--- START GIVEN DATA ---

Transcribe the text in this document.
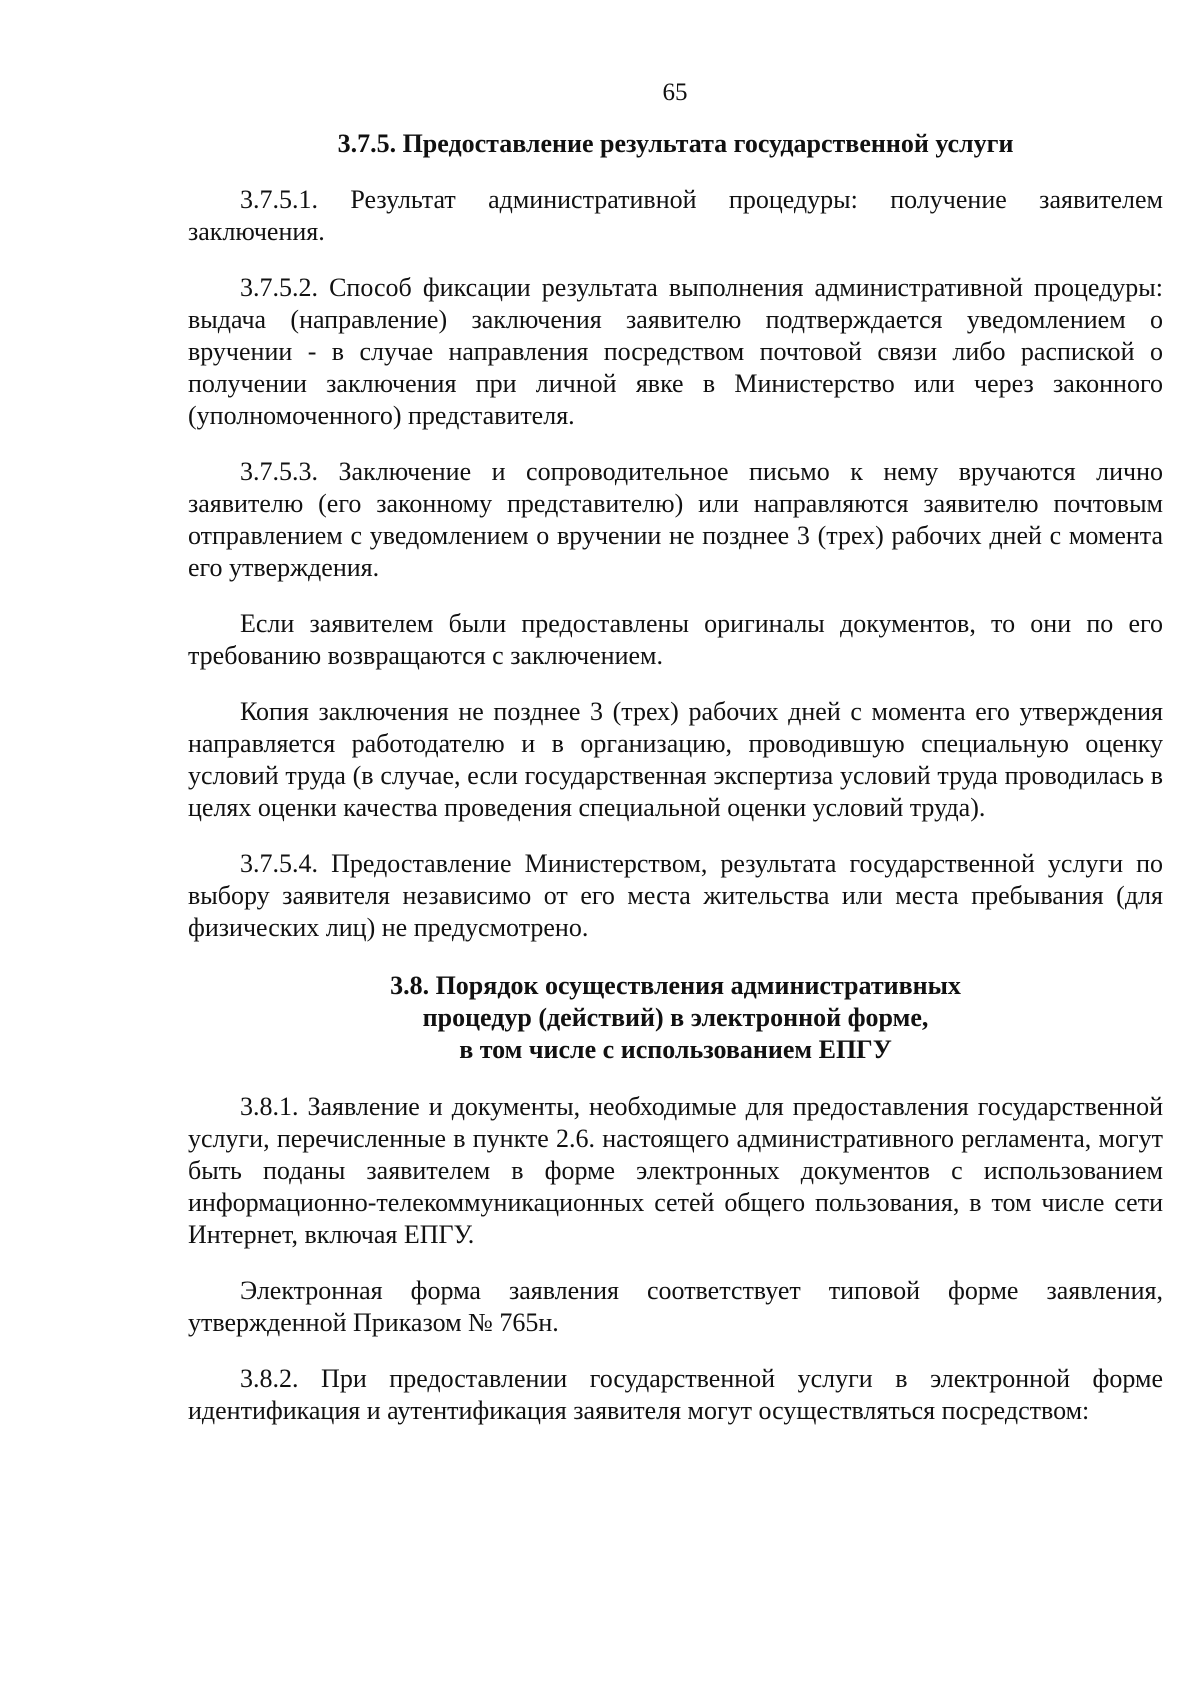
65
3.7.5. Предоставление результата государственной услуги

3.7.5.1. Результат административной процедуры: получение заявителем заключения.

3.7.5.2. Способ фиксации результата выполнения административной процедуры: выдача (направление) заключения заявителю подтверждается уведомлением о вручении - в случае направления посредством почтовой связи либо распиской о получении заключения при личной явке в Министерство или через законного (уполномоченного) представителя.

3.7.5.3. Заключение и сопроводительное письмо к нему вручаются лично заявителю (его законному представителю) или направляются заявителю почтовым отправлением с уведомлением о вручении не позднее 3 (трех) рабочих дней с момента его утверждения.

Если заявителем были предоставлены оригиналы документов, то они по его требованию возвращаются с заключением.

Копия заключения не позднее 3 (трех) рабочих дней с момента его утверждения направляется работодателю и в организацию, проводившую специальную оценку условий труда (в случае, если государственная экспертиза условий труда проводилась в целях оценки качества проведения специальной оценки условий труда).

3.7.5.4. Предоставление Министерством, результата государственной услуги по выбору заявителя независимо от его места жительства или места пребывания (для физических лиц) не предусмотрено.

3.8. Порядок осуществления административных
процедур (действий) в электронной форме,
в том числе с использованием ЕПГУ

3.8.1. Заявление и документы, необходимые для предоставления государственной услуги, перечисленные в пункте 2.6. настоящего административного регламента, могут быть поданы заявителем в форме электронных документов с использованием информационно-телекоммуникационных сетей общего пользования, в том числе сети Интернет, включая ЕПГУ.

Электронная форма заявления соответствует типовой форме заявления, утвержденной Приказом № 765н.

3.8.2. При предоставлении государственной услуги в электронной форме идентификация и аутентификация заявителя могут осуществляться посредством:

--- END GIVEN DATA ---

The data above needs to be retyped exactly, with the images left out.

** SOLUTION TO THIS EXERCISE **
Transcribe the text in this document.
65
3.7.5. Предоставление результата государственной услуги

3.7.5.1. Результат административной процедуры: получение заявителем заключения.

3.7.5.2. Способ фиксации результата выполнения административной процедуры: выдача (направление) заключения заявителю подтверждается уведомлением о вручении - в случае направления посредством почтовой связи либо распиской о получении заключения при личной явке в Министерство или через законного (уполномоченного) представителя.

3.7.5.3. Заключение и сопроводительное письмо к нему вручаются лично заявителю (его законному представителю) или направляются заявителю почтовым отправлением с уведомлением о вручении не позднее 3 (трех) рабочих дней с момента его утверждения.

Если заявителем были предоставлены оригиналы документов, то они по его требованию возвращаются с заключением.

Копия заключения не позднее 3 (трех) рабочих дней с момента его утверждения направляется работодателю и в организацию, проводившую специальную оценку условий труда (в случае, если государственная экспертиза условий труда проводилась в целях оценки качества проведения специальной оценки условий труда).

3.7.5.4. Предоставление Министерством, результата государственной услуги по выбору заявителя независимо от его места жительства или места пребывания (для физических лиц) не предусмотрено.

3.8. Порядок осуществления административных
процедур (действий) в электронной форме,
в том числе с использованием ЕПГУ

3.8.1. Заявление и документы, необходимые для предоставления государственной услуги, перечисленные в пункте 2.6. настоящего административного регламента, могут быть поданы заявителем в форме электронных документов с использованием информационно-телекоммуникационных сетей общего пользования, в том числе сети Интернет, включая ЕПГУ.

Электронная форма заявления соответствует типовой форме заявления, утвержденной Приказом № 765н.

3.8.2. При предоставлении государственной услуги в электронной форме идентификация и аутентификация заявителя могут осуществляться посредством:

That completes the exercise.